## Provided material
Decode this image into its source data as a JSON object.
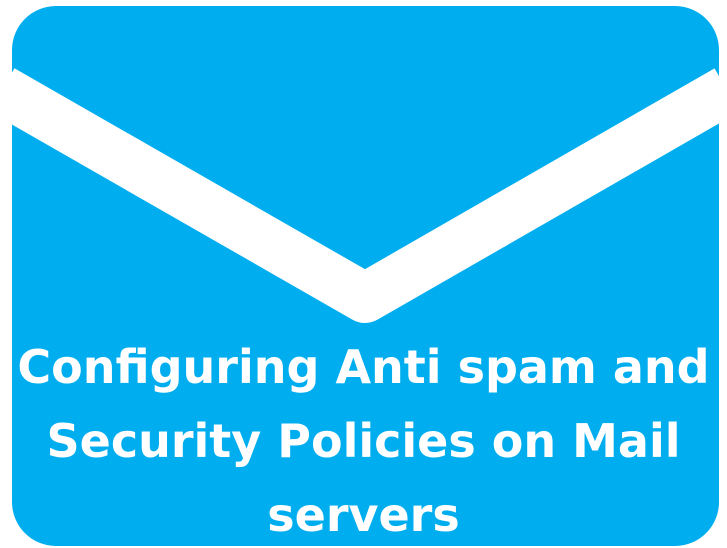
{
  "icon": "envelope-icon",
  "colors": {
    "envelope": "#00aeef",
    "flap_stroke": "#ffffff",
    "text": "#ffffff",
    "background": "#ffffff"
  },
  "title": {
    "line1": "Configuring Anti spam and",
    "line2": "Security Policies on Mail",
    "line3": "servers"
  }
}
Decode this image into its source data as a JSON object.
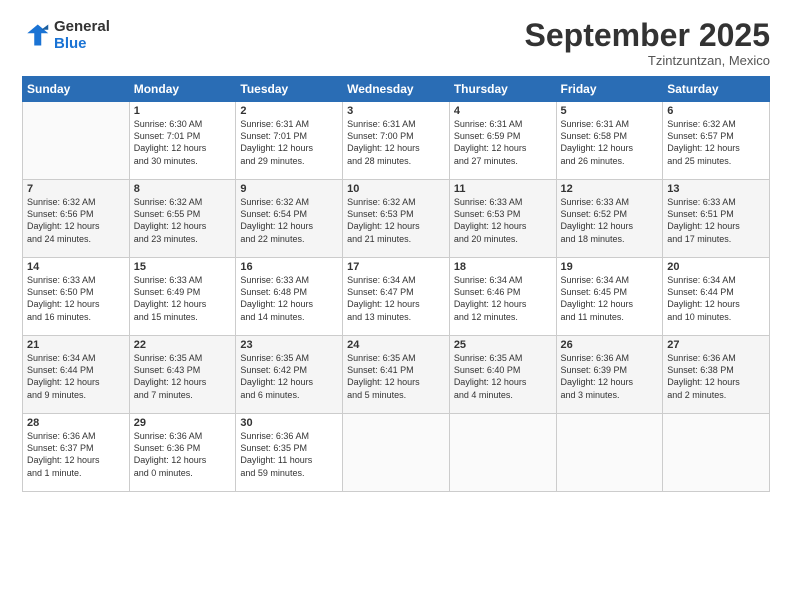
{
  "header": {
    "logo": {
      "line1": "General",
      "line2": "Blue"
    },
    "title": "September 2025",
    "location": "Tzintzuntzan, Mexico"
  },
  "weekdays": [
    "Sunday",
    "Monday",
    "Tuesday",
    "Wednesday",
    "Thursday",
    "Friday",
    "Saturday"
  ],
  "weeks": [
    [
      {
        "day": "",
        "info": ""
      },
      {
        "day": "1",
        "info": "Sunrise: 6:30 AM\nSunset: 7:01 PM\nDaylight: 12 hours\nand 30 minutes."
      },
      {
        "day": "2",
        "info": "Sunrise: 6:31 AM\nSunset: 7:01 PM\nDaylight: 12 hours\nand 29 minutes."
      },
      {
        "day": "3",
        "info": "Sunrise: 6:31 AM\nSunset: 7:00 PM\nDaylight: 12 hours\nand 28 minutes."
      },
      {
        "day": "4",
        "info": "Sunrise: 6:31 AM\nSunset: 6:59 PM\nDaylight: 12 hours\nand 27 minutes."
      },
      {
        "day": "5",
        "info": "Sunrise: 6:31 AM\nSunset: 6:58 PM\nDaylight: 12 hours\nand 26 minutes."
      },
      {
        "day": "6",
        "info": "Sunrise: 6:32 AM\nSunset: 6:57 PM\nDaylight: 12 hours\nand 25 minutes."
      }
    ],
    [
      {
        "day": "7",
        "info": "Sunrise: 6:32 AM\nSunset: 6:56 PM\nDaylight: 12 hours\nand 24 minutes."
      },
      {
        "day": "8",
        "info": "Sunrise: 6:32 AM\nSunset: 6:55 PM\nDaylight: 12 hours\nand 23 minutes."
      },
      {
        "day": "9",
        "info": "Sunrise: 6:32 AM\nSunset: 6:54 PM\nDaylight: 12 hours\nand 22 minutes."
      },
      {
        "day": "10",
        "info": "Sunrise: 6:32 AM\nSunset: 6:53 PM\nDaylight: 12 hours\nand 21 minutes."
      },
      {
        "day": "11",
        "info": "Sunrise: 6:33 AM\nSunset: 6:53 PM\nDaylight: 12 hours\nand 20 minutes."
      },
      {
        "day": "12",
        "info": "Sunrise: 6:33 AM\nSunset: 6:52 PM\nDaylight: 12 hours\nand 18 minutes."
      },
      {
        "day": "13",
        "info": "Sunrise: 6:33 AM\nSunset: 6:51 PM\nDaylight: 12 hours\nand 17 minutes."
      }
    ],
    [
      {
        "day": "14",
        "info": "Sunrise: 6:33 AM\nSunset: 6:50 PM\nDaylight: 12 hours\nand 16 minutes."
      },
      {
        "day": "15",
        "info": "Sunrise: 6:33 AM\nSunset: 6:49 PM\nDaylight: 12 hours\nand 15 minutes."
      },
      {
        "day": "16",
        "info": "Sunrise: 6:33 AM\nSunset: 6:48 PM\nDaylight: 12 hours\nand 14 minutes."
      },
      {
        "day": "17",
        "info": "Sunrise: 6:34 AM\nSunset: 6:47 PM\nDaylight: 12 hours\nand 13 minutes."
      },
      {
        "day": "18",
        "info": "Sunrise: 6:34 AM\nSunset: 6:46 PM\nDaylight: 12 hours\nand 12 minutes."
      },
      {
        "day": "19",
        "info": "Sunrise: 6:34 AM\nSunset: 6:45 PM\nDaylight: 12 hours\nand 11 minutes."
      },
      {
        "day": "20",
        "info": "Sunrise: 6:34 AM\nSunset: 6:44 PM\nDaylight: 12 hours\nand 10 minutes."
      }
    ],
    [
      {
        "day": "21",
        "info": "Sunrise: 6:34 AM\nSunset: 6:44 PM\nDaylight: 12 hours\nand 9 minutes."
      },
      {
        "day": "22",
        "info": "Sunrise: 6:35 AM\nSunset: 6:43 PM\nDaylight: 12 hours\nand 7 minutes."
      },
      {
        "day": "23",
        "info": "Sunrise: 6:35 AM\nSunset: 6:42 PM\nDaylight: 12 hours\nand 6 minutes."
      },
      {
        "day": "24",
        "info": "Sunrise: 6:35 AM\nSunset: 6:41 PM\nDaylight: 12 hours\nand 5 minutes."
      },
      {
        "day": "25",
        "info": "Sunrise: 6:35 AM\nSunset: 6:40 PM\nDaylight: 12 hours\nand 4 minutes."
      },
      {
        "day": "26",
        "info": "Sunrise: 6:36 AM\nSunset: 6:39 PM\nDaylight: 12 hours\nand 3 minutes."
      },
      {
        "day": "27",
        "info": "Sunrise: 6:36 AM\nSunset: 6:38 PM\nDaylight: 12 hours\nand 2 minutes."
      }
    ],
    [
      {
        "day": "28",
        "info": "Sunrise: 6:36 AM\nSunset: 6:37 PM\nDaylight: 12 hours\nand 1 minute."
      },
      {
        "day": "29",
        "info": "Sunrise: 6:36 AM\nSunset: 6:36 PM\nDaylight: 12 hours\nand 0 minutes."
      },
      {
        "day": "30",
        "info": "Sunrise: 6:36 AM\nSunset: 6:35 PM\nDaylight: 11 hours\nand 59 minutes."
      },
      {
        "day": "",
        "info": ""
      },
      {
        "day": "",
        "info": ""
      },
      {
        "day": "",
        "info": ""
      },
      {
        "day": "",
        "info": ""
      }
    ]
  ]
}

## Stated goal
Repeat the data exactly in full, omitting its pictures.

## Complete response
Decode this image into its source data as a JSON object.
{
  "icon": "envelope-icon",
  "colors": {
    "envelope": "#00aeef",
    "flap_stroke": "#ffffff",
    "text": "#ffffff",
    "background": "#ffffff"
  },
  "title": {
    "line1": "Configuring Anti spam and",
    "line2": "Security Policies on Mail",
    "line3": "servers"
  }
}
Decode this image into its source data as a JSON object.
{
  "header": {
    "logo": {
      "line1": "General",
      "line2": "Blue"
    },
    "title": "September 2025",
    "location": "Tzintzuntzan, Mexico"
  },
  "weekdays": [
    "Sunday",
    "Monday",
    "Tuesday",
    "Wednesday",
    "Thursday",
    "Friday",
    "Saturday"
  ],
  "weeks": [
    [
      {
        "day": "",
        "info": ""
      },
      {
        "day": "1",
        "info": "Sunrise: 6:30 AM\nSunset: 7:01 PM\nDaylight: 12 hours\nand 30 minutes."
      },
      {
        "day": "2",
        "info": "Sunrise: 6:31 AM\nSunset: 7:01 PM\nDaylight: 12 hours\nand 29 minutes."
      },
      {
        "day": "3",
        "info": "Sunrise: 6:31 AM\nSunset: 7:00 PM\nDaylight: 12 hours\nand 28 minutes."
      },
      {
        "day": "4",
        "info": "Sunrise: 6:31 AM\nSunset: 6:59 PM\nDaylight: 12 hours\nand 27 minutes."
      },
      {
        "day": "5",
        "info": "Sunrise: 6:31 AM\nSunset: 6:58 PM\nDaylight: 12 hours\nand 26 minutes."
      },
      {
        "day": "6",
        "info": "Sunrise: 6:32 AM\nSunset: 6:57 PM\nDaylight: 12 hours\nand 25 minutes."
      }
    ],
    [
      {
        "day": "7",
        "info": "Sunrise: 6:32 AM\nSunset: 6:56 PM\nDaylight: 12 hours\nand 24 minutes."
      },
      {
        "day": "8",
        "info": "Sunrise: 6:32 AM\nSunset: 6:55 PM\nDaylight: 12 hours\nand 23 minutes."
      },
      {
        "day": "9",
        "info": "Sunrise: 6:32 AM\nSunset: 6:54 PM\nDaylight: 12 hours\nand 22 minutes."
      },
      {
        "day": "10",
        "info": "Sunrise: 6:32 AM\nSunset: 6:53 PM\nDaylight: 12 hours\nand 21 minutes."
      },
      {
        "day": "11",
        "info": "Sunrise: 6:33 AM\nSunset: 6:53 PM\nDaylight: 12 hours\nand 20 minutes."
      },
      {
        "day": "12",
        "info": "Sunrise: 6:33 AM\nSunset: 6:52 PM\nDaylight: 12 hours\nand 18 minutes."
      },
      {
        "day": "13",
        "info": "Sunrise: 6:33 AM\nSunset: 6:51 PM\nDaylight: 12 hours\nand 17 minutes."
      }
    ],
    [
      {
        "day": "14",
        "info": "Sunrise: 6:33 AM\nSunset: 6:50 PM\nDaylight: 12 hours\nand 16 minutes."
      },
      {
        "day": "15",
        "info": "Sunrise: 6:33 AM\nSunset: 6:49 PM\nDaylight: 12 hours\nand 15 minutes."
      },
      {
        "day": "16",
        "info": "Sunrise: 6:33 AM\nSunset: 6:48 PM\nDaylight: 12 hours\nand 14 minutes."
      },
      {
        "day": "17",
        "info": "Sunrise: 6:34 AM\nSunset: 6:47 PM\nDaylight: 12 hours\nand 13 minutes."
      },
      {
        "day": "18",
        "info": "Sunrise: 6:34 AM\nSunset: 6:46 PM\nDaylight: 12 hours\nand 12 minutes."
      },
      {
        "day": "19",
        "info": "Sunrise: 6:34 AM\nSunset: 6:45 PM\nDaylight: 12 hours\nand 11 minutes."
      },
      {
        "day": "20",
        "info": "Sunrise: 6:34 AM\nSunset: 6:44 PM\nDaylight: 12 hours\nand 10 minutes."
      }
    ],
    [
      {
        "day": "21",
        "info": "Sunrise: 6:34 AM\nSunset: 6:44 PM\nDaylight: 12 hours\nand 9 minutes."
      },
      {
        "day": "22",
        "info": "Sunrise: 6:35 AM\nSunset: 6:43 PM\nDaylight: 12 hours\nand 7 minutes."
      },
      {
        "day": "23",
        "info": "Sunrise: 6:35 AM\nSunset: 6:42 PM\nDaylight: 12 hours\nand 6 minutes."
      },
      {
        "day": "24",
        "info": "Sunrise: 6:35 AM\nSunset: 6:41 PM\nDaylight: 12 hours\nand 5 minutes."
      },
      {
        "day": "25",
        "info": "Sunrise: 6:35 AM\nSunset: 6:40 PM\nDaylight: 12 hours\nand 4 minutes."
      },
      {
        "day": "26",
        "info": "Sunrise: 6:36 AM\nSunset: 6:39 PM\nDaylight: 12 hours\nand 3 minutes."
      },
      {
        "day": "27",
        "info": "Sunrise: 6:36 AM\nSunset: 6:38 PM\nDaylight: 12 hours\nand 2 minutes."
      }
    ],
    [
      {
        "day": "28",
        "info": "Sunrise: 6:36 AM\nSunset: 6:37 PM\nDaylight: 12 hours\nand 1 minute."
      },
      {
        "day": "29",
        "info": "Sunrise: 6:36 AM\nSunset: 6:36 PM\nDaylight: 12 hours\nand 0 minutes."
      },
      {
        "day": "30",
        "info": "Sunrise: 6:36 AM\nSunset: 6:35 PM\nDaylight: 11 hours\nand 59 minutes."
      },
      {
        "day": "",
        "info": ""
      },
      {
        "day": "",
        "info": ""
      },
      {
        "day": "",
        "info": ""
      },
      {
        "day": "",
        "info": ""
      }
    ]
  ]
}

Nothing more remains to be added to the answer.